> [Entries]:

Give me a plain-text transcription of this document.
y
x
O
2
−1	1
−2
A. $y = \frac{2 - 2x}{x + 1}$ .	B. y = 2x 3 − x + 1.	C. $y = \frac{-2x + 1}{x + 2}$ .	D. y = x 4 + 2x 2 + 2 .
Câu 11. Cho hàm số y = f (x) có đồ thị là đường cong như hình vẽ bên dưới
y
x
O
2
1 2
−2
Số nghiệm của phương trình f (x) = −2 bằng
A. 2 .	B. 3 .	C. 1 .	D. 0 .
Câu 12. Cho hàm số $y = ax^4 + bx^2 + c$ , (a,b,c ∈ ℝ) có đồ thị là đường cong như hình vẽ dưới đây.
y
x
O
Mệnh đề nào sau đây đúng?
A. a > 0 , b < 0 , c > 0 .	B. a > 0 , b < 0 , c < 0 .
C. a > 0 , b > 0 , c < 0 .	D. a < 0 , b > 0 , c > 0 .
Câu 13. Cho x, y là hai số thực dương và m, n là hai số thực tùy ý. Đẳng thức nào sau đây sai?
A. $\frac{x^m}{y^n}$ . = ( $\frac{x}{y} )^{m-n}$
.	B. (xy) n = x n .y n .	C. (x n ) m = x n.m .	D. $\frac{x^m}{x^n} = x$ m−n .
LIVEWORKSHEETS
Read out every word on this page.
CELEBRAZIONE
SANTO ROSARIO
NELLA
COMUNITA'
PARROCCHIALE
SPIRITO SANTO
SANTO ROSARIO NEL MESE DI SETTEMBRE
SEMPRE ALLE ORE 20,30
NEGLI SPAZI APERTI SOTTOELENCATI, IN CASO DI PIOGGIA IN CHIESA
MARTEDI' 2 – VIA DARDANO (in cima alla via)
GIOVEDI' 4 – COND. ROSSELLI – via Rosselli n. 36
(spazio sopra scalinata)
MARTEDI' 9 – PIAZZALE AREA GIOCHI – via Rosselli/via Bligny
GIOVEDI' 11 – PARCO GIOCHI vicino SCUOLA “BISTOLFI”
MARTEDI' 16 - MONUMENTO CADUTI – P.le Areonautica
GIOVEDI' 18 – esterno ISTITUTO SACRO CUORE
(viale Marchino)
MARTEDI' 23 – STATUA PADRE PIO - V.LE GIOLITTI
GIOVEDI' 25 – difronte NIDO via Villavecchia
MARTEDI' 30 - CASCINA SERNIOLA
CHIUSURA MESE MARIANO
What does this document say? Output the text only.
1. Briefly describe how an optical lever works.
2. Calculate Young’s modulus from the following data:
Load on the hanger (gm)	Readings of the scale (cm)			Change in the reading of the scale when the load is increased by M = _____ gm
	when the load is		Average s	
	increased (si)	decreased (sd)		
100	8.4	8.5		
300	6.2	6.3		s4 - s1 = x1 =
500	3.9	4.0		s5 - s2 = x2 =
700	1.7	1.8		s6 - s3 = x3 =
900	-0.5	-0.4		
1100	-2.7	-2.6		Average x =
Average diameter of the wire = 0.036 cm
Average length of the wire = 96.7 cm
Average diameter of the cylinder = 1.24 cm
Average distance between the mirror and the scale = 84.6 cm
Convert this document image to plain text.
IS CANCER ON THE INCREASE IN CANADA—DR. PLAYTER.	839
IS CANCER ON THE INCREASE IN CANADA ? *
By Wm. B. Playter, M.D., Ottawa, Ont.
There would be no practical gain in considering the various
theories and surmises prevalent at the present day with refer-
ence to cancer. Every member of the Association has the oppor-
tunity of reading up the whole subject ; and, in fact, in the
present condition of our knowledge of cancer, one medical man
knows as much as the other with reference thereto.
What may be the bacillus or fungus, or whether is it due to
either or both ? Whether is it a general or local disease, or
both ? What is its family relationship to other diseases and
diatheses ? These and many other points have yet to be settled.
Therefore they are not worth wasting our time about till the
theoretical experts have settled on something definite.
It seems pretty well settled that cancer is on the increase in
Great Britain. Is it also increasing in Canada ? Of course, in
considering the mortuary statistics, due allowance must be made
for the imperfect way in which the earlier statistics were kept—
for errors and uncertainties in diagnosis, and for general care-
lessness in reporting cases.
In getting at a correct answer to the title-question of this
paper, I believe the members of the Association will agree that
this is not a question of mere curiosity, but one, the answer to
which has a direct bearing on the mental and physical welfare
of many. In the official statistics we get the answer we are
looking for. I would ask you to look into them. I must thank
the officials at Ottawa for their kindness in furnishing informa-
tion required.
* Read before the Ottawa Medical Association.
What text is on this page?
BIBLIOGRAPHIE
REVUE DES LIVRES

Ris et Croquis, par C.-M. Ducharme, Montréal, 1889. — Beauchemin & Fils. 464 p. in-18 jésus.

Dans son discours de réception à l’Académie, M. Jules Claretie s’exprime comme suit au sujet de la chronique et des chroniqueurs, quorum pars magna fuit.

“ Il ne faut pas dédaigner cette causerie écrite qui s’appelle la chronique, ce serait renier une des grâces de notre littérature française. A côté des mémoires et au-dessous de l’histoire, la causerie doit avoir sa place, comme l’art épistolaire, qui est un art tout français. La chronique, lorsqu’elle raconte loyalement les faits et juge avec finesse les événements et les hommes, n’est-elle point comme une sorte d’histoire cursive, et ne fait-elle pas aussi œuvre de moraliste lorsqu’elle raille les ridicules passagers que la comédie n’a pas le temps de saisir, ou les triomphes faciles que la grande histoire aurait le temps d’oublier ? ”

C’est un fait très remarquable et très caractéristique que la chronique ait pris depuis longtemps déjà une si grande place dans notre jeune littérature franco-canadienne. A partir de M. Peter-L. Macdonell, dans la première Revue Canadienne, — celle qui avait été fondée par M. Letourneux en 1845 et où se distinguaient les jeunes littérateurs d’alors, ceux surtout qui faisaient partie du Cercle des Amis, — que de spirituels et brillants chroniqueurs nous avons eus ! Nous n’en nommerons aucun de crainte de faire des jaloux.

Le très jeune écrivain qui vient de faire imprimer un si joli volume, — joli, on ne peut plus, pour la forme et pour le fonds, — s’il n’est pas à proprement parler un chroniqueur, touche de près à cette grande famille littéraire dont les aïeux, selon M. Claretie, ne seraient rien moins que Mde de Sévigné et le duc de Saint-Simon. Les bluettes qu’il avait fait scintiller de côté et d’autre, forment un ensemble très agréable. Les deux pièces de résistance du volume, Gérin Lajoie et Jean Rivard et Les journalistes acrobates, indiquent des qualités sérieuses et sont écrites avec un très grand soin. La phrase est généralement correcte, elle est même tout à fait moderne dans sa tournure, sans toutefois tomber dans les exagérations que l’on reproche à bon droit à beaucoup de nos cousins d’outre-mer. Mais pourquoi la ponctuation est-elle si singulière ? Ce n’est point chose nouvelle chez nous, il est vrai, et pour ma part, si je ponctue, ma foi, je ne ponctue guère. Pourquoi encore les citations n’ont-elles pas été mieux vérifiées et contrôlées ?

> [What to produce]: Restate the whole of the material exactly.

> [Worked solution]:
Give me a plain-text transcription of this document.
y
x
O
2
−1	1
−2
A. $y = \frac{2 - 2x}{x + 1}$ .	B. y = 2x 3 − x + 1.	C. $y = \frac{-2x + 1}{x + 2}$ .	D. y = x 4 + 2x 2 + 2 .
Câu 11. Cho hàm số y = f (x) có đồ thị là đường cong như hình vẽ bên dưới
y
x
O
2
1 2
−2
Số nghiệm của phương trình f (x) = −2 bằng
A. 2 .	B. 3 .	C. 1 .	D. 0 .
Câu 12. Cho hàm số $y = ax^4 + bx^2 + c$ , (a,b,c ∈ ℝ) có đồ thị là đường cong như hình vẽ dưới đây.
y
x
O
Mệnh đề nào sau đây đúng?
A. a > 0 , b < 0 , c > 0 .	B. a > 0 , b < 0 , c < 0 .
C. a > 0 , b > 0 , c < 0 .	D. a < 0 , b > 0 , c > 0 .
Câu 13. Cho x, y là hai số thực dương và m, n là hai số thực tùy ý. Đẳng thức nào sau đây sai?
A. $\frac{x^m}{y^n}$ . = ( $\frac{x}{y} )^{m-n}$
.	B. (xy) n = x n .y n .	C. (x n ) m = x n.m .	D. $\frac{x^m}{x^n} = x$ m−n .
LIVEWORKSHEETS
Read out every word on this page.
CELEBRAZIONE
SANTO ROSARIO
NELLA
COMUNITA'
PARROCCHIALE
SPIRITO SANTO
SANTO ROSARIO NEL MESE DI SETTEMBRE
SEMPRE ALLE ORE 20,30
NEGLI SPAZI APERTI SOTTOELENCATI, IN CASO DI PIOGGIA IN CHIESA
MARTEDI' 2 – VIA DARDANO (in cima alla via)
GIOVEDI' 4 – COND. ROSSELLI – via Rosselli n. 36
(spazio sopra scalinata)
MARTEDI' 9 – PIAZZALE AREA GIOCHI – via Rosselli/via Bligny
GIOVEDI' 11 – PARCO GIOCHI vicino SCUOLA “BISTOLFI”
MARTEDI' 16 - MONUMENTO CADUTI – P.le Areonautica
GIOVEDI' 18 – esterno ISTITUTO SACRO CUORE
(viale Marchino)
MARTEDI' 23 – STATUA PADRE PIO - V.LE GIOLITTI
GIOVEDI' 25 – difronte NIDO via Villavecchia
MARTEDI' 30 - CASCINA SERNIOLA
CHIUSURA MESE MARIANO
What does this document say? Output the text only.
1. Briefly describe how an optical lever works.
2. Calculate Young’s modulus from the following data:
Load on the hanger (gm)	Readings of the scale (cm)			Change in the reading of the scale when the load is increased by M = _____ gm
	when the load is		Average s	
	increased (si)	decreased (sd)		
100	8.4	8.5		
300	6.2	6.3		s4 - s1 = x1 =
500	3.9	4.0		s5 - s2 = x2 =
700	1.7	1.8		s6 - s3 = x3 =
900	-0.5	-0.4		
1100	-2.7	-2.6		Average x =
Average diameter of the wire = 0.036 cm
Average length of the wire = 96.7 cm
Average diameter of the cylinder = 1.24 cm
Average distance between the mirror and the scale = 84.6 cm
Convert this document image to plain text.
IS CANCER ON THE INCREASE IN CANADA—DR. PLAYTER.	839
IS CANCER ON THE INCREASE IN CANADA ? *
By Wm. B. Playter, M.D., Ottawa, Ont.
There would be no practical gain in considering the various
theories and surmises prevalent at the present day with refer-
ence to cancer. Every member of the Association has the oppor-
tunity of reading up the whole subject ; and, in fact, in the
present condition of our knowledge of cancer, one medical man
knows as much as the other with reference thereto.
What may be the bacillus or fungus, or whether is it due to
either or both ? Whether is it a general or local disease, or
both ? What is its family relationship to other diseases and
diatheses ? These and many other points have yet to be settled.
Therefore they are not worth wasting our time about till the
theoretical experts have settled on something definite.
It seems pretty well settled that cancer is on the increase in
Great Britain. Is it also increasing in Canada ? Of course, in
considering the mortuary statistics, due allowance must be made
for the imperfect way in which the earlier statistics were kept—
for errors and uncertainties in diagnosis, and for general care-
lessness in reporting cases.
In getting at a correct answer to the title-question of this
paper, I believe the members of the Association will agree that
this is not a question of mere curiosity, but one, the answer to
which has a direct bearing on the mental and physical welfare
of many. In the official statistics we get the answer we are
looking for. I would ask you to look into them. I must thank
the officials at Ottawa for their kindness in furnishing informa-
tion required.
* Read before the Ottawa Medical Association.
What text is on this page?
BIBLIOGRAPHIE
REVUE DES LIVRES

Ris et Croquis, par C.-M. Ducharme, Montréal, 1889. — Beauchemin & Fils. 464 p. in-18 jésus.

Dans son discours de réception à l’Académie, M. Jules Claretie s’exprime comme suit au sujet de la chronique et des chroniqueurs, quorum pars magna fuit.

“ Il ne faut pas dédaigner cette causerie écrite qui s’appelle la chronique, ce serait renier une des grâces de notre littérature française. A côté des mémoires et au-dessous de l’histoire, la causerie doit avoir sa place, comme l’art épistolaire, qui est un art tout français. La chronique, lorsqu’elle raconte loyalement les faits et juge avec finesse les événements et les hommes, n’est-elle point comme une sorte d’histoire cursive, et ne fait-elle pas aussi œuvre de moraliste lorsqu’elle raille les ridicules passagers que la comédie n’a pas le temps de saisir, ou les triomphes faciles que la grande histoire aurait le temps d’oublier ? ”

C’est un fait très remarquable et très caractéristique que la chronique ait pris depuis longtemps déjà une si grande place dans notre jeune littérature franco-canadienne. A partir de M. Peter-L. Macdonell, dans la première Revue Canadienne, — celle qui avait été fondée par M. Letourneux en 1845 et où se distinguaient les jeunes littérateurs d’alors, ceux surtout qui faisaient partie du Cercle des Amis, — que de spirituels et brillants chroniqueurs nous avons eus ! Nous n’en nommerons aucun de crainte de faire des jaloux.

Le très jeune écrivain qui vient de faire imprimer un si joli volume, — joli, on ne peut plus, pour la forme et pour le fonds, — s’il n’est pas à proprement parler un chroniqueur, touche de près à cette grande famille littéraire dont les aïeux, selon M. Claretie, ne seraient rien moins que Mde de Sévigné et le duc de Saint-Simon. Les bluettes qu’il avait fait scintiller de côté et d’autre, forment un ensemble très agréable. Les deux pièces de résistance du volume, Gérin Lajoie et Jean Rivard et Les journalistes acrobates, indiquent des qualités sérieuses et sont écrites avec un très grand soin. La phrase est généralement correcte, elle est même tout à fait moderne dans sa tournure, sans toutefois tomber dans les exagérations que l’on reproche à bon droit à beaucoup de nos cousins d’outre-mer. Mais pourquoi la ponctuation est-elle si singulière ? Ce n’est point chose nouvelle chez nous, il est vrai, et pour ma part, si je ponctue, ma foi, je ne ponctue guère. Pourquoi encore les citations n’ont-elles pas été mieux vérifiées et contrôlées ?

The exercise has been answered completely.